Exercise description =>
All of the records below need to be copied exactly.

### Data shown ###

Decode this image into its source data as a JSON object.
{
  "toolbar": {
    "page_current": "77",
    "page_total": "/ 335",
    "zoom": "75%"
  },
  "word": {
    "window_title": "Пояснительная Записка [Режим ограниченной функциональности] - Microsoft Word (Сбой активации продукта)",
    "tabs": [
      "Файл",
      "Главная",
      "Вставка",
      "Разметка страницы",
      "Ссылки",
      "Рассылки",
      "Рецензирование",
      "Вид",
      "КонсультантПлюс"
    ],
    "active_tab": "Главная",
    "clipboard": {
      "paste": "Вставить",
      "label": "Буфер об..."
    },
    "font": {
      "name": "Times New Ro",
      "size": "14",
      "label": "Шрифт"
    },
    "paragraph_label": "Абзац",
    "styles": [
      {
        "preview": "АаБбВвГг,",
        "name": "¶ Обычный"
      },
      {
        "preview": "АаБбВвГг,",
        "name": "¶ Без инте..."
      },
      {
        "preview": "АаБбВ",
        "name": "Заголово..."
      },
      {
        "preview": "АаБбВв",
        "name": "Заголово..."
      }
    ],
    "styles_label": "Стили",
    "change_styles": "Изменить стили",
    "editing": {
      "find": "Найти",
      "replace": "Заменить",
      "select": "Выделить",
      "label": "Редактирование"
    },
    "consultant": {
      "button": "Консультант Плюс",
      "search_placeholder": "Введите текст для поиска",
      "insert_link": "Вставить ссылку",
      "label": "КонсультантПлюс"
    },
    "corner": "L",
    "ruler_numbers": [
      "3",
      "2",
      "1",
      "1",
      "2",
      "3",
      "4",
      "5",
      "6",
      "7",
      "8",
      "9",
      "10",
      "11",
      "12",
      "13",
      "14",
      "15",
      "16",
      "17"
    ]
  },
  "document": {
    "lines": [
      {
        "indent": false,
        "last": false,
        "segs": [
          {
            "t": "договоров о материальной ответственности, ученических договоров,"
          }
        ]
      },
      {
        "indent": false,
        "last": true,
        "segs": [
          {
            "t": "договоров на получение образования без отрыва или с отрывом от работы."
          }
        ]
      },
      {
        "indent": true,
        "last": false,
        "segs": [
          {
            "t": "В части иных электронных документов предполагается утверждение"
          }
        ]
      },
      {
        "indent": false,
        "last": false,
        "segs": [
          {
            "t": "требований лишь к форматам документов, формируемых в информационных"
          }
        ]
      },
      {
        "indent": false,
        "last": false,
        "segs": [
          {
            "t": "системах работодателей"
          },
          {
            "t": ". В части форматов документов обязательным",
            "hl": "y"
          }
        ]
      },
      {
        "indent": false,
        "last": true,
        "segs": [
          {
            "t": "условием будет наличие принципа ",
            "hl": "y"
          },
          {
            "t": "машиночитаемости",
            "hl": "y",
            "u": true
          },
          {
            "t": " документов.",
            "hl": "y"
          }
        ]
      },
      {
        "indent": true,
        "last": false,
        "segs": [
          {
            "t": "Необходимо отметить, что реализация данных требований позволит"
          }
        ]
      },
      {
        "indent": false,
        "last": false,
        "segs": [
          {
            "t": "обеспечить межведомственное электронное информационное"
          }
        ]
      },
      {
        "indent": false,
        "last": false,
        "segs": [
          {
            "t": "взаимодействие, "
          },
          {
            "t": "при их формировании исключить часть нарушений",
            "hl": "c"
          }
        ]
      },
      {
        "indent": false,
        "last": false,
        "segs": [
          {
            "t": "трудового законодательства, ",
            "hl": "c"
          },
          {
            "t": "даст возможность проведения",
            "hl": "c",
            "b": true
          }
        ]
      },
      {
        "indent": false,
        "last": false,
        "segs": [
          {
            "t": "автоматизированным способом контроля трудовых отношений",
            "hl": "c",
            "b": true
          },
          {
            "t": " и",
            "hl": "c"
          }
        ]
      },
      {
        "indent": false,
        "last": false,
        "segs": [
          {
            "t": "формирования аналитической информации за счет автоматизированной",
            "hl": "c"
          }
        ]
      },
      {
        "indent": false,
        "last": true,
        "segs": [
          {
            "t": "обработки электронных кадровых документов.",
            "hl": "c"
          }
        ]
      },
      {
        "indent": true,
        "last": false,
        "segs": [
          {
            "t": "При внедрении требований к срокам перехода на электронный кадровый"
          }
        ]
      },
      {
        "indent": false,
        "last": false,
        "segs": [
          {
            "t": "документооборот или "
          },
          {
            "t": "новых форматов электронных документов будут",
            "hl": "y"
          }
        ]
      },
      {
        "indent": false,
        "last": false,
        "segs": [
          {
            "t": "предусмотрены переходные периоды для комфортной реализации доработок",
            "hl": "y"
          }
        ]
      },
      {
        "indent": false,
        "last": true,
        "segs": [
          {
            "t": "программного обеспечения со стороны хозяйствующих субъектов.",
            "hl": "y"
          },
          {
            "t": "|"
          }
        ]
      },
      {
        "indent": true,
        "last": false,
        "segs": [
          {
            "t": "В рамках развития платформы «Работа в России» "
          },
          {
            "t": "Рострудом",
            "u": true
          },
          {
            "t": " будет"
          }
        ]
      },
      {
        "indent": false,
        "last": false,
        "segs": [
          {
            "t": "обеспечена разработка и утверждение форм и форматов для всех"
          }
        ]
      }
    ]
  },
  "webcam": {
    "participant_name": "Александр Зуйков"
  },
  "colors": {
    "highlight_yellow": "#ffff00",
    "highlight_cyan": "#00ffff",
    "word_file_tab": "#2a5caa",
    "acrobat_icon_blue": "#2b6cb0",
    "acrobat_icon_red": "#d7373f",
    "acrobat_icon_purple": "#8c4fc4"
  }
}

###

Solution for this task =>
Decode this image into its source data as a JSON object.
{
  "toolbar": {
    "page_current": "77",
    "page_total": "/ 335",
    "zoom": "75%"
  },
  "word": {
    "window_title": "Пояснительная Записка [Режим ограниченной функциональности] - Microsoft Word (Сбой активации продукта)",
    "tabs": [
      "Файл",
      "Главная",
      "Вставка",
      "Разметка страницы",
      "Ссылки",
      "Рассылки",
      "Рецензирование",
      "Вид",
      "КонсультантПлюс"
    ],
    "active_tab": "Главная",
    "clipboard": {
      "paste": "Вставить",
      "label": "Буфер об..."
    },
    "font": {
      "name": "Times New Ro",
      "size": "14",
      "label": "Шрифт"
    },
    "paragraph_label": "Абзац",
    "styles": [
      {
        "preview": "АаБбВвГг,",
        "name": "¶ Обычный"
      },
      {
        "preview": "АаБбВвГг,",
        "name": "¶ Без инте..."
      },
      {
        "preview": "АаБбВ",
        "name": "Заголово..."
      },
      {
        "preview": "АаБбВв",
        "name": "Заголово..."
      }
    ],
    "styles_label": "Стили",
    "change_styles": "Изменить стили",
    "editing": {
      "find": "Найти",
      "replace": "Заменить",
      "select": "Выделить",
      "label": "Редактирование"
    },
    "consultant": {
      "button": "Консультант Плюс",
      "search_placeholder": "Введите текст для поиска",
      "insert_link": "Вставить ссылку",
      "label": "КонсультантПлюс"
    },
    "corner": "L",
    "ruler_numbers": [
      "3",
      "2",
      "1",
      "1",
      "2",
      "3",
      "4",
      "5",
      "6",
      "7",
      "8",
      "9",
      "10",
      "11",
      "12",
      "13",
      "14",
      "15",
      "16",
      "17"
    ]
  },
  "document": {
    "lines": [
      {
        "indent": false,
        "last": false,
        "segs": [
          {
            "t": "договоров о материальной ответственности, ученических договоров,"
          }
        ]
      },
      {
        "indent": false,
        "last": true,
        "segs": [
          {
            "t": "договоров на получение образования без отрыва или с отрывом от работы."
          }
        ]
      },
      {
        "indent": true,
        "last": false,
        "segs": [
          {
            "t": "В части иных электронных документов предполагается утверждение"
          }
        ]
      },
      {
        "indent": false,
        "last": false,
        "segs": [
          {
            "t": "требований лишь к форматам документов, формируемых в информационных"
          }
        ]
      },
      {
        "indent": false,
        "last": false,
        "segs": [
          {
            "t": "системах работодателей"
          },
          {
            "t": ". В части форматов документов обязательным",
            "hl": "y"
          }
        ]
      },
      {
        "indent": false,
        "last": true,
        "segs": [
          {
            "t": "условием будет наличие принципа ",
            "hl": "y"
          },
          {
            "t": "машиночитаемости",
            "hl": "y",
            "u": true
          },
          {
            "t": " документов.",
            "hl": "y"
          }
        ]
      },
      {
        "indent": true,
        "last": false,
        "segs": [
          {
            "t": "Необходимо отметить, что реализация данных требований позволит"
          }
        ]
      },
      {
        "indent": false,
        "last": false,
        "segs": [
          {
            "t": "обеспечить межведомственное электронное информационное"
          }
        ]
      },
      {
        "indent": false,
        "last": false,
        "segs": [
          {
            "t": "взаимодействие, "
          },
          {
            "t": "при их формировании исключить часть нарушений",
            "hl": "c"
          }
        ]
      },
      {
        "indent": false,
        "last": false,
        "segs": [
          {
            "t": "трудового законодательства, ",
            "hl": "c"
          },
          {
            "t": "даст возможность проведения",
            "hl": "c",
            "b": true
          }
        ]
      },
      {
        "indent": false,
        "last": false,
        "segs": [
          {
            "t": "автоматизированным способом контроля трудовых отношений",
            "hl": "c",
            "b": true
          },
          {
            "t": " и",
            "hl": "c"
          }
        ]
      },
      {
        "indent": false,
        "last": false,
        "segs": [
          {
            "t": "формирования аналитической информации за счет автоматизированной",
            "hl": "c"
          }
        ]
      },
      {
        "indent": false,
        "last": true,
        "segs": [
          {
            "t": "обработки электронных кадровых документов.",
            "hl": "c"
          }
        ]
      },
      {
        "indent": true,
        "last": false,
        "segs": [
          {
            "t": "При внедрении требований к срокам перехода на электронный кадровый"
          }
        ]
      },
      {
        "indent": false,
        "last": false,
        "segs": [
          {
            "t": "документооборот или "
          },
          {
            "t": "новых форматов электронных документов будут",
            "hl": "y"
          }
        ]
      },
      {
        "indent": false,
        "last": false,
        "segs": [
          {
            "t": "предусмотрены переходные периоды для комфортной реализации доработок",
            "hl": "y"
          }
        ]
      },
      {
        "indent": false,
        "last": true,
        "segs": [
          {
            "t": "программного обеспечения со стороны хозяйствующих субъектов.",
            "hl": "y"
          },
          {
            "t": "|"
          }
        ]
      },
      {
        "indent": true,
        "last": false,
        "segs": [
          {
            "t": "В рамках развития платформы «Работа в России» "
          },
          {
            "t": "Рострудом",
            "u": true
          },
          {
            "t": " будет"
          }
        ]
      },
      {
        "indent": false,
        "last": false,
        "segs": [
          {
            "t": "обеспечена разработка и утверждение форм и форматов для всех"
          }
        ]
      }
    ]
  },
  "webcam": {
    "participant_name": "Александр Зуйков"
  },
  "colors": {
    "highlight_yellow": "#ffff00",
    "highlight_cyan": "#00ffff",
    "word_file_tab": "#2a5caa",
    "acrobat_icon_blue": "#2b6cb0",
    "acrobat_icon_red": "#d7373f",
    "acrobat_icon_purple": "#8c4fc4"
  }
}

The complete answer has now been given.